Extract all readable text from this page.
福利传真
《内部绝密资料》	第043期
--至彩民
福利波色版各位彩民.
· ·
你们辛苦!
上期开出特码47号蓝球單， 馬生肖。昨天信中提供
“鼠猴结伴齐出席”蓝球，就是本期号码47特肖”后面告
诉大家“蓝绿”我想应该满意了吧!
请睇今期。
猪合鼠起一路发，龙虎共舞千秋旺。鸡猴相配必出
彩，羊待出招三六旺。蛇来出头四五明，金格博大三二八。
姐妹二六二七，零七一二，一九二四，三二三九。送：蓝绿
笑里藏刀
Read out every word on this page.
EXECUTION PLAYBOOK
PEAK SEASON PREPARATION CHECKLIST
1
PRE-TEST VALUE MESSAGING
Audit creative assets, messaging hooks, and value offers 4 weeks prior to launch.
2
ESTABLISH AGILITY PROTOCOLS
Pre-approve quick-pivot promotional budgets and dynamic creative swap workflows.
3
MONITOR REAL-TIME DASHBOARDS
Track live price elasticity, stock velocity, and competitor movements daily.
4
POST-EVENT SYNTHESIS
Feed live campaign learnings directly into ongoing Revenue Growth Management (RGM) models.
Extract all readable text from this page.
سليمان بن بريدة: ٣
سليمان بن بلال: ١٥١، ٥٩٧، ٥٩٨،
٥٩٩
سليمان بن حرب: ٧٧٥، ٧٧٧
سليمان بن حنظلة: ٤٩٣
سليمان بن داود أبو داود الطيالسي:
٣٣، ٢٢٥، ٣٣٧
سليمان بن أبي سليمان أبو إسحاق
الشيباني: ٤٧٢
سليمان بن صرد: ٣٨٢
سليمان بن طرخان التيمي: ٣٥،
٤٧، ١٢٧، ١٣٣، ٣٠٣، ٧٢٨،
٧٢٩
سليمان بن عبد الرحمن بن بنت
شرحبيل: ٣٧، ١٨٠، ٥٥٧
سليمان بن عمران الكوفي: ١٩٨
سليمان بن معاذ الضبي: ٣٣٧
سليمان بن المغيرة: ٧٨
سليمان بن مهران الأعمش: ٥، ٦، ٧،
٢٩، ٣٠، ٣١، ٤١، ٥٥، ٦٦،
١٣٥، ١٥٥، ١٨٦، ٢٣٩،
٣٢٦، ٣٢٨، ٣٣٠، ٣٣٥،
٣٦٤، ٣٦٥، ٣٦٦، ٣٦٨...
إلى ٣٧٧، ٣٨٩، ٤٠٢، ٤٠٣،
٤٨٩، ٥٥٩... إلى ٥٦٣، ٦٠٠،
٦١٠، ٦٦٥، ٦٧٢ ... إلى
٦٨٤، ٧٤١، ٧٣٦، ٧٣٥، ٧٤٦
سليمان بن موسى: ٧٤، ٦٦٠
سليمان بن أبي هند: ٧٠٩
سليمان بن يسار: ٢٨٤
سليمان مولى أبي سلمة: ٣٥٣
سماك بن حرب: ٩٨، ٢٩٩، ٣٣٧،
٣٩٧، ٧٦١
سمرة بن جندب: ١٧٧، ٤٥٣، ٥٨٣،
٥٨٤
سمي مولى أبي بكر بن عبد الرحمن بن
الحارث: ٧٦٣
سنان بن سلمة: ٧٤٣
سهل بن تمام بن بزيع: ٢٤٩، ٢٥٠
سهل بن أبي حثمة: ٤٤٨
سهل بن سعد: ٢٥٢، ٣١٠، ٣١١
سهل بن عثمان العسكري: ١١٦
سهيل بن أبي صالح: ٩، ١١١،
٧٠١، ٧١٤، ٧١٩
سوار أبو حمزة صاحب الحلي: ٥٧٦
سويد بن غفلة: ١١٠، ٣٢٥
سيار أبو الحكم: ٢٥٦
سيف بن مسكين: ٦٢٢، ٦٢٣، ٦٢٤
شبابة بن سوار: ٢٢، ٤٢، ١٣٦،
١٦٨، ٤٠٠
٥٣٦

------------------------

Work required
Take the records above and return them exactly as written.

Answer in full
Extract all readable text from this page.
福利传真
《内部绝密资料》	第043期
--至彩民
福利波色版各位彩民.
· ·
你们辛苦!
上期开出特码47号蓝球單， 馬生肖。昨天信中提供
“鼠猴结伴齐出席”蓝球，就是本期号码47特肖”后面告
诉大家“蓝绿”我想应该满意了吧!
请睇今期。
猪合鼠起一路发，龙虎共舞千秋旺。鸡猴相配必出
彩，羊待出招三六旺。蛇来出头四五明，金格博大三二八。
姐妹二六二七，零七一二，一九二四，三二三九。送：蓝绿
笑里藏刀
Read out every word on this page.
EXECUTION PLAYBOOK
PEAK SEASON PREPARATION CHECKLIST
1
PRE-TEST VALUE MESSAGING
Audit creative assets, messaging hooks, and value offers 4 weeks prior to launch.
2
ESTABLISH AGILITY PROTOCOLS
Pre-approve quick-pivot promotional budgets and dynamic creative swap workflows.
3
MONITOR REAL-TIME DASHBOARDS
Track live price elasticity, stock velocity, and competitor movements daily.
4
POST-EVENT SYNTHESIS
Feed live campaign learnings directly into ongoing Revenue Growth Management (RGM) models.
Extract all readable text from this page.
سليمان بن بريدة: ٣
سليمان بن بلال: ١٥١، ٥٩٧، ٥٩٨،
٥٩٩
سليمان بن حرب: ٧٧٥، ٧٧٧
سليمان بن حنظلة: ٤٩٣
سليمان بن داود أبو داود الطيالسي:
٣٣، ٢٢٥، ٣٣٧
سليمان بن أبي سليمان أبو إسحاق
الشيباني: ٤٧٢
سليمان بن صرد: ٣٨٢
سليمان بن طرخان التيمي: ٣٥،
٤٧، ١٢٧، ١٣٣، ٣٠٣، ٧٢٨،
٧٢٩
سليمان بن عبد الرحمن بن بنت
شرحبيل: ٣٧، ١٨٠، ٥٥٧
سليمان بن عمران الكوفي: ١٩٨
سليمان بن معاذ الضبي: ٣٣٧
سليمان بن المغيرة: ٧٨
سليمان بن مهران الأعمش: ٥، ٦، ٧،
٢٩، ٣٠، ٣١، ٤١، ٥٥، ٦٦،
١٣٥، ١٥٥، ١٨٦، ٢٣٩،
٣٢٦، ٣٢٨، ٣٣٠، ٣٣٥،
٣٦٤، ٣٦٥، ٣٦٦، ٣٦٨...
إلى ٣٧٧، ٣٨٩، ٤٠٢، ٤٠٣،
٤٨٩، ٥٥٩... إلى ٥٦٣، ٦٠٠،
٦١٠، ٦٦٥، ٦٧٢ ... إلى
٦٨٤، ٧٤١، ٧٣٦، ٧٣٥، ٧٤٦
سليمان بن موسى: ٧٤، ٦٦٠
سليمان بن أبي هند: ٧٠٩
سليمان بن يسار: ٢٨٤
سليمان مولى أبي سلمة: ٣٥٣
سماك بن حرب: ٩٨، ٢٩٩، ٣٣٧،
٣٩٧، ٧٦١
سمرة بن جندب: ١٧٧، ٤٥٣، ٥٨٣،
٥٨٤
سمي مولى أبي بكر بن عبد الرحمن بن
الحارث: ٧٦٣
سنان بن سلمة: ٧٤٣
سهل بن تمام بن بزيع: ٢٤٩، ٢٥٠
سهل بن أبي حثمة: ٤٤٨
سهل بن سعد: ٢٥٢، ٣١٠، ٣١١
سهل بن عثمان العسكري: ١١٦
سهيل بن أبي صالح: ٩، ١١١،
٧٠١، ٧١٤، ٧١٩
سوار أبو حمزة صاحب الحلي: ٥٧٦
سويد بن غفلة: ١١٠، ٣٢٥
سيار أبو الحكم: ٢٥٦
سيف بن مسكين: ٦٢٢، ٦٢٣، ٦٢٤
شبابة بن سوار: ٢٢، ٤٢، ١٣٦،
١٦٨، ٤٠٠
٥٣٦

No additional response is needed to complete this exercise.